WRITTEN TASK: Find every line in the records below that holds the word "false" and copy it.
── RECORDS PROVIDED
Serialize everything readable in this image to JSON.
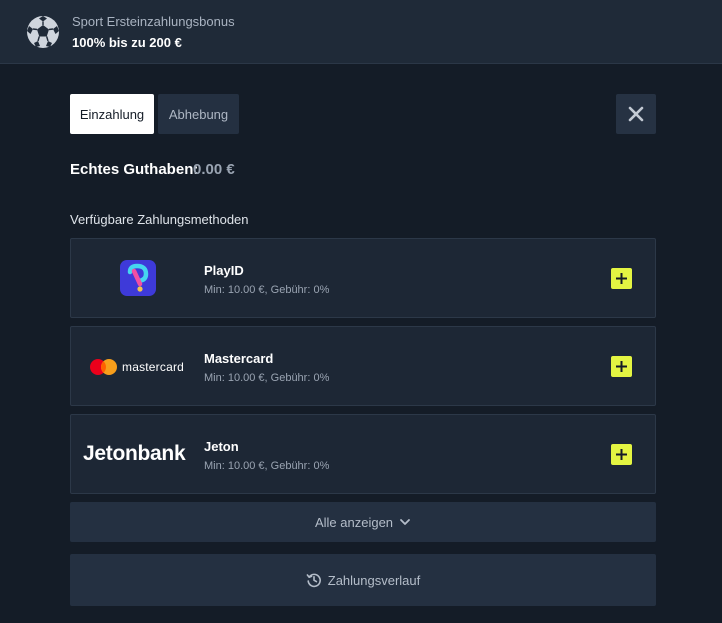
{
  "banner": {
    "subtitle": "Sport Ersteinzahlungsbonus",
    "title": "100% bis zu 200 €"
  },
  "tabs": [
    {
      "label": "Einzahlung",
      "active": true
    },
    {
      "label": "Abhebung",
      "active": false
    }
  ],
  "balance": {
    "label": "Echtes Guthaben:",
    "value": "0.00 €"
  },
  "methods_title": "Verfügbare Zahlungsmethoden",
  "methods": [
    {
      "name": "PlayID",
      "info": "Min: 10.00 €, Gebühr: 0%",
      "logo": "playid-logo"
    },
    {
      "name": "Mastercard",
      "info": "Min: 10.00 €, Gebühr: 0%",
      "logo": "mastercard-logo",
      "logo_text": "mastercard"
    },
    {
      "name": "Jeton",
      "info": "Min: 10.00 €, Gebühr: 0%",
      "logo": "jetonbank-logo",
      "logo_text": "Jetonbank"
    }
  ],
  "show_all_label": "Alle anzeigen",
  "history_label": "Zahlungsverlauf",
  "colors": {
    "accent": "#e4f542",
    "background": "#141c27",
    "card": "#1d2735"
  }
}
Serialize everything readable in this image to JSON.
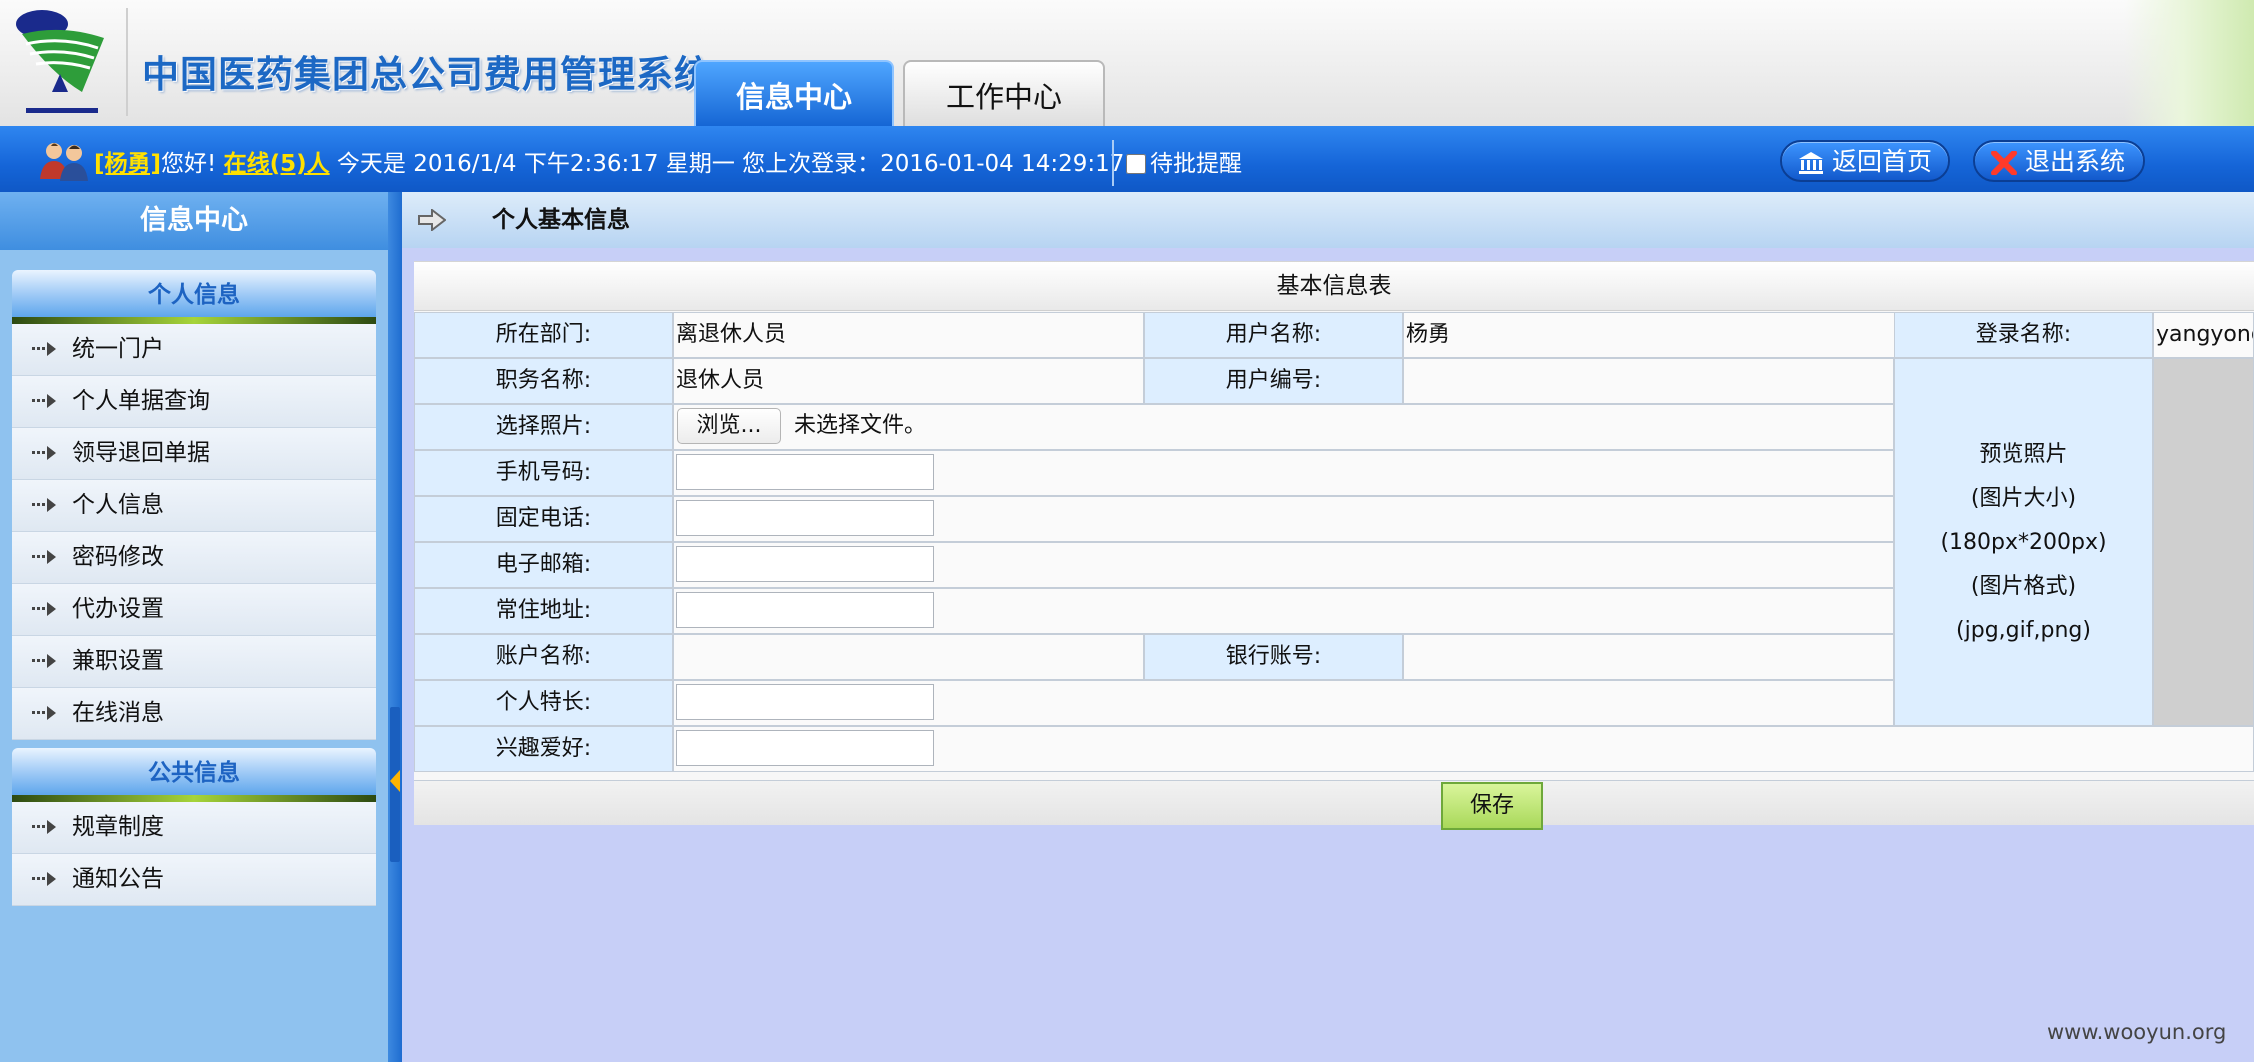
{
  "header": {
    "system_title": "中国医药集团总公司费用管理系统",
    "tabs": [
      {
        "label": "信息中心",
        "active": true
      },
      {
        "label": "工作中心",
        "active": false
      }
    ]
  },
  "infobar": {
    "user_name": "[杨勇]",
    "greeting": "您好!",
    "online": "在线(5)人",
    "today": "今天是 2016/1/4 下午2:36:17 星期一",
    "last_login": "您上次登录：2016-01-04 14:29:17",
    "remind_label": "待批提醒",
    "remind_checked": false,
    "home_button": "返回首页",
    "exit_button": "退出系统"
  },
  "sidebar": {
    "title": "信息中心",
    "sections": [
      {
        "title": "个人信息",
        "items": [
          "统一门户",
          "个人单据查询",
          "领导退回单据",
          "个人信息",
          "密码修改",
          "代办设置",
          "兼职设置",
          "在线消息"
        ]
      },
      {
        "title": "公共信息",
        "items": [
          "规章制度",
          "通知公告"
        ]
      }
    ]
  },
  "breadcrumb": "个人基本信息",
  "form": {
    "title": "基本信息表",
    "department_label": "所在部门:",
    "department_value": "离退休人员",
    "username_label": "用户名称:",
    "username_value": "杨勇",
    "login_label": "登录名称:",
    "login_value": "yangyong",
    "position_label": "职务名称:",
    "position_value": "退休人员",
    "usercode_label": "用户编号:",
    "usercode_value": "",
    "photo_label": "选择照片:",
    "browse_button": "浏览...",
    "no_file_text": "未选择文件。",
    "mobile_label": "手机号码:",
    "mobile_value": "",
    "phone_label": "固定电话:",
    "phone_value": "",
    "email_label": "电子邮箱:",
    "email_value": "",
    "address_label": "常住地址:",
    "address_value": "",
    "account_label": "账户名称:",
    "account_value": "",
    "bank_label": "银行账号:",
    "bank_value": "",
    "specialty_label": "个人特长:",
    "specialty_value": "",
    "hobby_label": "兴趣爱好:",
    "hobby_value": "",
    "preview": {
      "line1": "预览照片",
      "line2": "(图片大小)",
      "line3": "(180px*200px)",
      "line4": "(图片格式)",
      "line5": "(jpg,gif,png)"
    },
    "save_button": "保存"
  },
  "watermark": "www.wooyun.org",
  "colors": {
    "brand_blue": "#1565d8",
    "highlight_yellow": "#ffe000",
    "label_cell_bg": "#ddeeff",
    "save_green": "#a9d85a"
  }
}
────
── RECORDS PROVIDED
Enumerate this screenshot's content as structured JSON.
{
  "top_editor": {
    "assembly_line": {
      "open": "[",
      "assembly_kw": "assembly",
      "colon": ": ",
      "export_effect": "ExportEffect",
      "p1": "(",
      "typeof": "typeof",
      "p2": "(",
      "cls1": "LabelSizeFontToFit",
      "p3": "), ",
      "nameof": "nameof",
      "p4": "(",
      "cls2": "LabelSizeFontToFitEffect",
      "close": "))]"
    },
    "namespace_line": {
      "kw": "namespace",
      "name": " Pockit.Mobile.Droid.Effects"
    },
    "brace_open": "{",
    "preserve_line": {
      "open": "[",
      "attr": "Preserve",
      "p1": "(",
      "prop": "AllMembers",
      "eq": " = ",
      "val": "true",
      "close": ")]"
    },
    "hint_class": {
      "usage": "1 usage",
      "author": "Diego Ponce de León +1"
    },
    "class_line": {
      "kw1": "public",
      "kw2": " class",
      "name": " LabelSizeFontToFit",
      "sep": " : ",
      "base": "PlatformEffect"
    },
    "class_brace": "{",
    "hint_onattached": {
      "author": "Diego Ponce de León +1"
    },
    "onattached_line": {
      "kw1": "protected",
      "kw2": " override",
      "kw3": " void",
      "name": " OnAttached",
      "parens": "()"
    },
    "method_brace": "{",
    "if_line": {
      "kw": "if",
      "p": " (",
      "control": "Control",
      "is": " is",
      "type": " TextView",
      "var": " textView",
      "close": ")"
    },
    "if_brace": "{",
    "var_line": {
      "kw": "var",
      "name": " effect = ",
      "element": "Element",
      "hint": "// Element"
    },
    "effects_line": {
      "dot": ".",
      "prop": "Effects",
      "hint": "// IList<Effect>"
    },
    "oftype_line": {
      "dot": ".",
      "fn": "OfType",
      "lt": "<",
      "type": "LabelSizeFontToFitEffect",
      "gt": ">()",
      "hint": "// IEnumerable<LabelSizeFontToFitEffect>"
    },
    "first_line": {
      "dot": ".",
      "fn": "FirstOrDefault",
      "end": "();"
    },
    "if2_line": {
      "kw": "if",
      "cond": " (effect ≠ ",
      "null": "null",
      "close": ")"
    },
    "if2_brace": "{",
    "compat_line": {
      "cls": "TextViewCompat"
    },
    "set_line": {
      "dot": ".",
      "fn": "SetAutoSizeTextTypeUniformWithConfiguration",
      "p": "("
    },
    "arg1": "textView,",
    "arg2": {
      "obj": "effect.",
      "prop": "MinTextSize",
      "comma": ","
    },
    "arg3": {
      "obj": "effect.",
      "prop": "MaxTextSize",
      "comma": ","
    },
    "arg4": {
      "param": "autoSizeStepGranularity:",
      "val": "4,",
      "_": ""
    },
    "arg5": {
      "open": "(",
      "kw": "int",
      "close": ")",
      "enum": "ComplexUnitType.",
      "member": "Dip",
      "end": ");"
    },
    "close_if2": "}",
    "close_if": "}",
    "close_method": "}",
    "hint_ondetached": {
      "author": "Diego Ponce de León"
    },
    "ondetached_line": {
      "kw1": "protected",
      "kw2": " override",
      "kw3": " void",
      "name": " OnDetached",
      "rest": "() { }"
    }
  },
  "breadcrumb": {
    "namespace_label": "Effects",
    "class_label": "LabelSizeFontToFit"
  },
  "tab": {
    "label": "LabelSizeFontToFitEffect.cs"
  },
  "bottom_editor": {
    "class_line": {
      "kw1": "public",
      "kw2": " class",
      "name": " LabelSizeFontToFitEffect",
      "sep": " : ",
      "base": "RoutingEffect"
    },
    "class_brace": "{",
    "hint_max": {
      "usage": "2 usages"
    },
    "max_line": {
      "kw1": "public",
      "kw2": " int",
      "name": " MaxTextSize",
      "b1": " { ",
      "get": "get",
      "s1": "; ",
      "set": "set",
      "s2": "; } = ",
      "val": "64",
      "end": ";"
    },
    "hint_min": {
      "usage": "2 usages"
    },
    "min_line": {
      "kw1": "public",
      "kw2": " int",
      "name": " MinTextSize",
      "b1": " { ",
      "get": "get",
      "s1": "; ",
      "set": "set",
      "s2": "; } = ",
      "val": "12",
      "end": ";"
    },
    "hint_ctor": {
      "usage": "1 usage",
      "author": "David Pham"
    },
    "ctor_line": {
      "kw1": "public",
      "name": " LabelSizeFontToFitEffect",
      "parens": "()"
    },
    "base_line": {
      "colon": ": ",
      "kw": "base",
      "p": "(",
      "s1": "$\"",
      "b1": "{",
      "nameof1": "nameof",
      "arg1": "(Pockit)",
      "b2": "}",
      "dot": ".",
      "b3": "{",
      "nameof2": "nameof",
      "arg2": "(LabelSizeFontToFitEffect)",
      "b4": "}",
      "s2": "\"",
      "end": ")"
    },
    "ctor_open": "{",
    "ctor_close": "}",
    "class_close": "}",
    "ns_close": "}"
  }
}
────
THE RESPONSE:
      "active": false
        "active": false
    "remind_checked": false,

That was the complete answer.